*Exercise task*.
In the entries below, find the lines with the word "English" and copy them.

*Records for the exercise*.

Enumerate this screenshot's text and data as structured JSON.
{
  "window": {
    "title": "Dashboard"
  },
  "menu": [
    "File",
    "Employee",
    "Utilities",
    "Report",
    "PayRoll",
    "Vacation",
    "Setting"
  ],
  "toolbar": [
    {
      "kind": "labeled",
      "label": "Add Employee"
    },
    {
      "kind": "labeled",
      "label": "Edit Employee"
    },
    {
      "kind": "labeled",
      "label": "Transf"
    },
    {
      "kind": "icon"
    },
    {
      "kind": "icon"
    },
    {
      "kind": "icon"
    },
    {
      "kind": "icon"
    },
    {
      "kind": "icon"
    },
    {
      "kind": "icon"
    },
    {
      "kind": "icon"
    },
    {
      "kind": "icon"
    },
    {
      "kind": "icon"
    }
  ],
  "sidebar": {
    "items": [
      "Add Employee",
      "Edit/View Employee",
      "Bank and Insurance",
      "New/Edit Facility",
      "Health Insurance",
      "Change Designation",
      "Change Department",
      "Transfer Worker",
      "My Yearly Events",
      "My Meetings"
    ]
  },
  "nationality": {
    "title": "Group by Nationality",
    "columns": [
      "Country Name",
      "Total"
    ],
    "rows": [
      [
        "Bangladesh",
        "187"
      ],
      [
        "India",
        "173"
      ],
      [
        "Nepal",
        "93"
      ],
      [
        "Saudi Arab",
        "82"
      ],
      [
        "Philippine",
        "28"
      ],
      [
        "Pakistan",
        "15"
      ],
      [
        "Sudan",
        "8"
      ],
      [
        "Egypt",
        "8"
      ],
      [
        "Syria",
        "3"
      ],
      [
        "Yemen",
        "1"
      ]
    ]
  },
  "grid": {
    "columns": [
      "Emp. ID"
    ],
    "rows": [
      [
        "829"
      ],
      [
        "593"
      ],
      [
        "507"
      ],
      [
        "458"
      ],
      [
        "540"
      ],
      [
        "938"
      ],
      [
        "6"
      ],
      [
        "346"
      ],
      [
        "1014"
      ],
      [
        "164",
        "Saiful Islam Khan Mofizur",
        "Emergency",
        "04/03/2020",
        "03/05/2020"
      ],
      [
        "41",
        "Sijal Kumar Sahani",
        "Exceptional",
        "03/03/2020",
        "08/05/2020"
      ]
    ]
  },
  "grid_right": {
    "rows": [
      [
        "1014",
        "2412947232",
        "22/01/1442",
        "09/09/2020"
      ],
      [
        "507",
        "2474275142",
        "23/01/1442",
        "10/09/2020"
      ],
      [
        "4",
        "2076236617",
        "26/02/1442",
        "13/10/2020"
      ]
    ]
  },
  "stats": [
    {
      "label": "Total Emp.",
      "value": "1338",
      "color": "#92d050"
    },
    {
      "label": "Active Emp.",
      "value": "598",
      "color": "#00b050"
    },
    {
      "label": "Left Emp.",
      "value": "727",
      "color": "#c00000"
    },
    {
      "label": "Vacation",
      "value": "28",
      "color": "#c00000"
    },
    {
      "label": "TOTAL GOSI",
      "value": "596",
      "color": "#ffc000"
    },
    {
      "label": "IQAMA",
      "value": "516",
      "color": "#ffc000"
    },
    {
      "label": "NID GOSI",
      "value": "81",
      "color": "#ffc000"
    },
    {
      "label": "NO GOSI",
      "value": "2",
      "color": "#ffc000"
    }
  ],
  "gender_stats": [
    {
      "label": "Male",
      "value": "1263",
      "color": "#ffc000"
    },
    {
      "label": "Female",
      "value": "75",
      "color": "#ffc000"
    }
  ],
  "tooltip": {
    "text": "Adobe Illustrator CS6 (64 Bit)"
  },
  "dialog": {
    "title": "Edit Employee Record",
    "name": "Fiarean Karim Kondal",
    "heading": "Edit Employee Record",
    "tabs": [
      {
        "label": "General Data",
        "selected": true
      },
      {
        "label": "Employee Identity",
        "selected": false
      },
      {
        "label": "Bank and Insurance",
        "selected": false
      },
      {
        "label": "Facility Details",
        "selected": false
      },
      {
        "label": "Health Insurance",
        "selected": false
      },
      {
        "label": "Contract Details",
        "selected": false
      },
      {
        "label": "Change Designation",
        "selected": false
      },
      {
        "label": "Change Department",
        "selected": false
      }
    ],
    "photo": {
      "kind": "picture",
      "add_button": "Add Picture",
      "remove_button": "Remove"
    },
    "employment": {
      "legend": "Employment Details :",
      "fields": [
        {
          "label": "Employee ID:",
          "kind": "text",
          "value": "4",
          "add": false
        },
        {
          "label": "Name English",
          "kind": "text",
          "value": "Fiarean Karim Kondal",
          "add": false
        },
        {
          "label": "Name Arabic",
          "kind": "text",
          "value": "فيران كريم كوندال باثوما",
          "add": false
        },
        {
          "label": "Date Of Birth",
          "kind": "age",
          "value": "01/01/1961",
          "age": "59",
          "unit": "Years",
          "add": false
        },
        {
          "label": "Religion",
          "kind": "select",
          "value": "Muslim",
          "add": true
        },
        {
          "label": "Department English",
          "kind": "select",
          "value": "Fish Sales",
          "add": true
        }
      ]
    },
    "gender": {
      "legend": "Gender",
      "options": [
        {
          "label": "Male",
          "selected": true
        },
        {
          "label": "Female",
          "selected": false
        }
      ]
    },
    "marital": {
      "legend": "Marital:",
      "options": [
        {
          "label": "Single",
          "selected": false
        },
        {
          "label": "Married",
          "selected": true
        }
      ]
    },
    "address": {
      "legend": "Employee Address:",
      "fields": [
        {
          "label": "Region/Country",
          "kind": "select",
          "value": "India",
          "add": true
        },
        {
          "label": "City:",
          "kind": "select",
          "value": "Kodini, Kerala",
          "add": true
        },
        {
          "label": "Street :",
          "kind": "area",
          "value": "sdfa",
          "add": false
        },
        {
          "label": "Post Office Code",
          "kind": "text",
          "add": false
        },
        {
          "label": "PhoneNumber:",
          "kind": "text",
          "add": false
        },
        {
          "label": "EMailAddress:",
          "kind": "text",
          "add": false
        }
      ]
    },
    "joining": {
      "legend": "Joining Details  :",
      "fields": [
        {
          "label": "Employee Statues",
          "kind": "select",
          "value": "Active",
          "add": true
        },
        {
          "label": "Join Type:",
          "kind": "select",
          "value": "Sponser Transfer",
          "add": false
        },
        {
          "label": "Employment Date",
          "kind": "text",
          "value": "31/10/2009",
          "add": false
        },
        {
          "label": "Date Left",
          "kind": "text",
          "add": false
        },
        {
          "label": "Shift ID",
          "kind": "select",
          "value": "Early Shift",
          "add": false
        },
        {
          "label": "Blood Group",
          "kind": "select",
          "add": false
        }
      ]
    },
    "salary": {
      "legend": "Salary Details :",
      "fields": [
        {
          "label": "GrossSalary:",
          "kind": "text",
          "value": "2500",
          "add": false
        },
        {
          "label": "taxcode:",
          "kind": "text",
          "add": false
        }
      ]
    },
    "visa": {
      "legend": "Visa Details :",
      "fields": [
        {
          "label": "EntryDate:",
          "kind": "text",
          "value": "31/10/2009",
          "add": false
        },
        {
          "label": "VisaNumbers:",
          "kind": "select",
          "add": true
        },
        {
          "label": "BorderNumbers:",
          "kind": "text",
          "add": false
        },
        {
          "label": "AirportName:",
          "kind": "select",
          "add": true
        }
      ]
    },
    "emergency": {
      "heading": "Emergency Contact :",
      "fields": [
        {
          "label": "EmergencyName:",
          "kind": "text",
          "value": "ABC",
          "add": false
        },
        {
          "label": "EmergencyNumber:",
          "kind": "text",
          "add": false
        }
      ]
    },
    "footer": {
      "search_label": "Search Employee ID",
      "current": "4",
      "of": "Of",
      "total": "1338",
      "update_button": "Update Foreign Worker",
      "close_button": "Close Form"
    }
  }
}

*Solution for this task*.
          "label": "Name English",
          "label": "Department English",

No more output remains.